**Exercise brief:**
Pictures aside, quote the whole listing exactly.

[Entries taken from a collection]
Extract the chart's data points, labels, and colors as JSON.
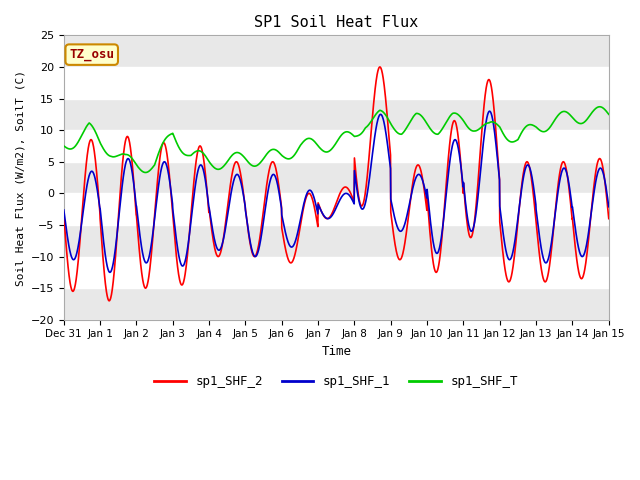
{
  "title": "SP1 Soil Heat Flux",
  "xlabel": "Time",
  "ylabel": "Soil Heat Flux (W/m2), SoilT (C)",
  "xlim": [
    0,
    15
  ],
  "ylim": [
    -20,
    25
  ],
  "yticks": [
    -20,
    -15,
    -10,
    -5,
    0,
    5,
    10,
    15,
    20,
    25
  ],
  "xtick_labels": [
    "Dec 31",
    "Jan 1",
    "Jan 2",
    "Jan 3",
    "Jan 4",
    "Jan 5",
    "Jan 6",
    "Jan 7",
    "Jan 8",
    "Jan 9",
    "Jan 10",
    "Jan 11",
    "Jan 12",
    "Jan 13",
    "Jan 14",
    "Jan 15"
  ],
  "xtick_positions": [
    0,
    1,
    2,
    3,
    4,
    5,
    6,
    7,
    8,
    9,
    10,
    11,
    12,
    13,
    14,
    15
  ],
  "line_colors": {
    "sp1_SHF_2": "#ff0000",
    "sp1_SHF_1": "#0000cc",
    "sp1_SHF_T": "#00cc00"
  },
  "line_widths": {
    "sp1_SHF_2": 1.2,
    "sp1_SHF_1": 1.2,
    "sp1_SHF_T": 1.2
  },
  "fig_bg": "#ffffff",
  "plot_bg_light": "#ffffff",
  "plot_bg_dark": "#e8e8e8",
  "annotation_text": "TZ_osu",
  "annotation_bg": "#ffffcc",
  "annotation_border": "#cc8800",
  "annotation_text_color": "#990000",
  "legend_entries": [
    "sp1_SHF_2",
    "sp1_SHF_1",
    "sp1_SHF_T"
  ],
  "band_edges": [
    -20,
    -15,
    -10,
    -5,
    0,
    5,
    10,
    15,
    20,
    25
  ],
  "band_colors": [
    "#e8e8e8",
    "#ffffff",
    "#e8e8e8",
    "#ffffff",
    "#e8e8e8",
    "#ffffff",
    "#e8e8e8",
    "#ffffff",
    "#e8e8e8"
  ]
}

**Task solution:**
Extract the chart's data points, labels, and colors as JSON.
{
  "title": "SP1 Soil Heat Flux",
  "xlabel": "Time",
  "ylabel": "Soil Heat Flux (W/m2), SoilT (C)",
  "xlim": [
    0,
    15
  ],
  "ylim": [
    -20,
    25
  ],
  "yticks": [
    -20,
    -15,
    -10,
    -5,
    0,
    5,
    10,
    15,
    20,
    25
  ],
  "xtick_labels": [
    "Dec 31",
    "Jan 1",
    "Jan 2",
    "Jan 3",
    "Jan 4",
    "Jan 5",
    "Jan 6",
    "Jan 7",
    "Jan 8",
    "Jan 9",
    "Jan 10",
    "Jan 11",
    "Jan 12",
    "Jan 13",
    "Jan 14",
    "Jan 15"
  ],
  "xtick_positions": [
    0,
    1,
    2,
    3,
    4,
    5,
    6,
    7,
    8,
    9,
    10,
    11,
    12,
    13,
    14,
    15
  ],
  "line_colors": {
    "sp1_SHF_2": "#ff0000",
    "sp1_SHF_1": "#0000cc",
    "sp1_SHF_T": "#00cc00"
  },
  "line_widths": {
    "sp1_SHF_2": 1.2,
    "sp1_SHF_1": 1.2,
    "sp1_SHF_T": 1.2
  },
  "fig_bg": "#ffffff",
  "plot_bg_light": "#ffffff",
  "plot_bg_dark": "#e8e8e8",
  "annotation_text": "TZ_osu",
  "annotation_bg": "#ffffcc",
  "annotation_border": "#cc8800",
  "annotation_text_color": "#990000",
  "legend_entries": [
    "sp1_SHF_2",
    "sp1_SHF_1",
    "sp1_SHF_T"
  ],
  "band_edges": [
    -20,
    -15,
    -10,
    -5,
    0,
    5,
    10,
    15,
    20,
    25
  ],
  "band_colors": [
    "#e8e8e8",
    "#ffffff",
    "#e8e8e8",
    "#ffffff",
    "#e8e8e8",
    "#ffffff",
    "#e8e8e8",
    "#ffffff",
    "#e8e8e8"
  ]
}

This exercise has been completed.